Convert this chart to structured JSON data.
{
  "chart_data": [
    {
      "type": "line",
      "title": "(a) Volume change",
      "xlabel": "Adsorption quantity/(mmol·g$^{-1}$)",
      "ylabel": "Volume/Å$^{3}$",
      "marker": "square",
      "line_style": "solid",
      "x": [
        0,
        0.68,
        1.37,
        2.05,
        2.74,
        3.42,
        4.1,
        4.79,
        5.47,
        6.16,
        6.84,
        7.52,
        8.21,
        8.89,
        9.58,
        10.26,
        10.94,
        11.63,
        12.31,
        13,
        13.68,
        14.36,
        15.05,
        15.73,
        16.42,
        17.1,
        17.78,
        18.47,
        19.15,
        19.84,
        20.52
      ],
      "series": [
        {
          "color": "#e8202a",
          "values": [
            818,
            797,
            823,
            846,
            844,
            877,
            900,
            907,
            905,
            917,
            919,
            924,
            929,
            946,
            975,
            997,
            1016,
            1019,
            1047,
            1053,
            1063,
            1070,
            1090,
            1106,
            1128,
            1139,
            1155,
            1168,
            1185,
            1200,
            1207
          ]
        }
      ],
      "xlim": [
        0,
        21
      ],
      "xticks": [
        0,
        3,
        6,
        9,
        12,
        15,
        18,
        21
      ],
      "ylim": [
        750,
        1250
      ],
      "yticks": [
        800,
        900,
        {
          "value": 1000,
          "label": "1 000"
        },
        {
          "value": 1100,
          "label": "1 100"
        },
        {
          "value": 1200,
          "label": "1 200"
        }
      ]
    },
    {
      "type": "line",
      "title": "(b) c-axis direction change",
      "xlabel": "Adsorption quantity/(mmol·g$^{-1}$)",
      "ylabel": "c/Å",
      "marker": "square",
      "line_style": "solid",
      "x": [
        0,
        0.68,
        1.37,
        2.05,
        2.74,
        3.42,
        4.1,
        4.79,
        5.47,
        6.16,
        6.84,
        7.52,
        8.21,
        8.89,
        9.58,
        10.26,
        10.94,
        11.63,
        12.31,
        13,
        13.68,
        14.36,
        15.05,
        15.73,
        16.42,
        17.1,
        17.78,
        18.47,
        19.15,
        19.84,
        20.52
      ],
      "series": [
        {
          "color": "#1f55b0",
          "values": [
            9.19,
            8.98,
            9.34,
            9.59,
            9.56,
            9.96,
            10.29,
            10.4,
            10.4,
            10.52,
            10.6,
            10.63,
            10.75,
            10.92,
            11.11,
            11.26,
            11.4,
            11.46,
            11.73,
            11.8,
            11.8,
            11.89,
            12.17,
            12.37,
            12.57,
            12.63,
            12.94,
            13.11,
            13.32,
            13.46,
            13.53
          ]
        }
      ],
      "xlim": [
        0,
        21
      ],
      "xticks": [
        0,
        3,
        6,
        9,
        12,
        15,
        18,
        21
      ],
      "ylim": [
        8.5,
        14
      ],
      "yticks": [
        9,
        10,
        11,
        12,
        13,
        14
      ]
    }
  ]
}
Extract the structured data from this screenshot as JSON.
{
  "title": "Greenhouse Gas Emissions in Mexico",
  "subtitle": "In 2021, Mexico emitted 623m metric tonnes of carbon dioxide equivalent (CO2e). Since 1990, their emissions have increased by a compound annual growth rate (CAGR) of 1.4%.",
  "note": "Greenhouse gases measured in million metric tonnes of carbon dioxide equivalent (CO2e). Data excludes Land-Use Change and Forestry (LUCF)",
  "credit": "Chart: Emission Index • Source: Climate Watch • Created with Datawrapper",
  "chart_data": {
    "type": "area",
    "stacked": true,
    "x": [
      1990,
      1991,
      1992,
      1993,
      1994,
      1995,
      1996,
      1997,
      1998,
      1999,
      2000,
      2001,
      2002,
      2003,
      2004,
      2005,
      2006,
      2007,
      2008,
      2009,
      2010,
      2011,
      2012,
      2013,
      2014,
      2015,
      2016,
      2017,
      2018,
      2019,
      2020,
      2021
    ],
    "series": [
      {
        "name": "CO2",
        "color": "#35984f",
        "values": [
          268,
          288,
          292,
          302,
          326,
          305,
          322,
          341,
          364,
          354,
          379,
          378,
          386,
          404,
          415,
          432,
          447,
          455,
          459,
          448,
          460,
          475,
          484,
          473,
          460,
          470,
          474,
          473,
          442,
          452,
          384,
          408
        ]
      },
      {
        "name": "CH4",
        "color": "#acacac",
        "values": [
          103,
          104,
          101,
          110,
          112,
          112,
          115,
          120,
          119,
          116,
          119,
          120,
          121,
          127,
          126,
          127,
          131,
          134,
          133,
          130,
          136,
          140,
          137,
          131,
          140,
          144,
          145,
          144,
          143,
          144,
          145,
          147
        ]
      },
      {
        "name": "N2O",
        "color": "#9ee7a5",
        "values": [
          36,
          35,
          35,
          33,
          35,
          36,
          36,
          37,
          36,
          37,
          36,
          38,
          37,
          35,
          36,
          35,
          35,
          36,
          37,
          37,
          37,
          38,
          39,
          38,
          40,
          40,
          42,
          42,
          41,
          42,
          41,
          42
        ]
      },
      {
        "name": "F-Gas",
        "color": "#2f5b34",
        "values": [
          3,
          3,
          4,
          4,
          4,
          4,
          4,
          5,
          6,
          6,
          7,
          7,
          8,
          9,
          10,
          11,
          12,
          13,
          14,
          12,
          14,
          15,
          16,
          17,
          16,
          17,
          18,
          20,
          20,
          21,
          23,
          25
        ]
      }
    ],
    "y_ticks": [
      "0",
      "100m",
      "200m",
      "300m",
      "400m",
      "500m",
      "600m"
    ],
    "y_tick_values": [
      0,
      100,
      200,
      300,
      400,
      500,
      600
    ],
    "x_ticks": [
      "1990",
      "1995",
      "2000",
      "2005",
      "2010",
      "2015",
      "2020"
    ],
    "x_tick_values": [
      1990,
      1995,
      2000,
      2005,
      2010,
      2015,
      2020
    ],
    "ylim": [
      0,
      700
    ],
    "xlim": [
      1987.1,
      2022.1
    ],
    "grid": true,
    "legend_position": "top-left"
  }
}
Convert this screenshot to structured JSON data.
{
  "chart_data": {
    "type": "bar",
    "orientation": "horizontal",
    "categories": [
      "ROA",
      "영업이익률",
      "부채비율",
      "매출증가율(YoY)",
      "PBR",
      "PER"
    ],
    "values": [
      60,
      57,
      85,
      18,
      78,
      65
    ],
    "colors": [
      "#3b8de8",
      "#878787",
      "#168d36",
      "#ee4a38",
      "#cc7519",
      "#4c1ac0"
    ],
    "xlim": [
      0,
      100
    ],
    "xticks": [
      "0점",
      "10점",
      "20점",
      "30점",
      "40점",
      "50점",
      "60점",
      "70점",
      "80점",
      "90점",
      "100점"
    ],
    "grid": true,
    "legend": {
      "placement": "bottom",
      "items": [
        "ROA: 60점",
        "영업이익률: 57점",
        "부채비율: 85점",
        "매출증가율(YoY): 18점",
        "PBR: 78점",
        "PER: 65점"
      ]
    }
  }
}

# Directions
From the entries above, select each line containing the string "structured".

# Response for this exercise
Convert this chart to structured JSON data.
Extract the structured data from this screenshot as JSON.
Convert this screenshot to structured JSON data.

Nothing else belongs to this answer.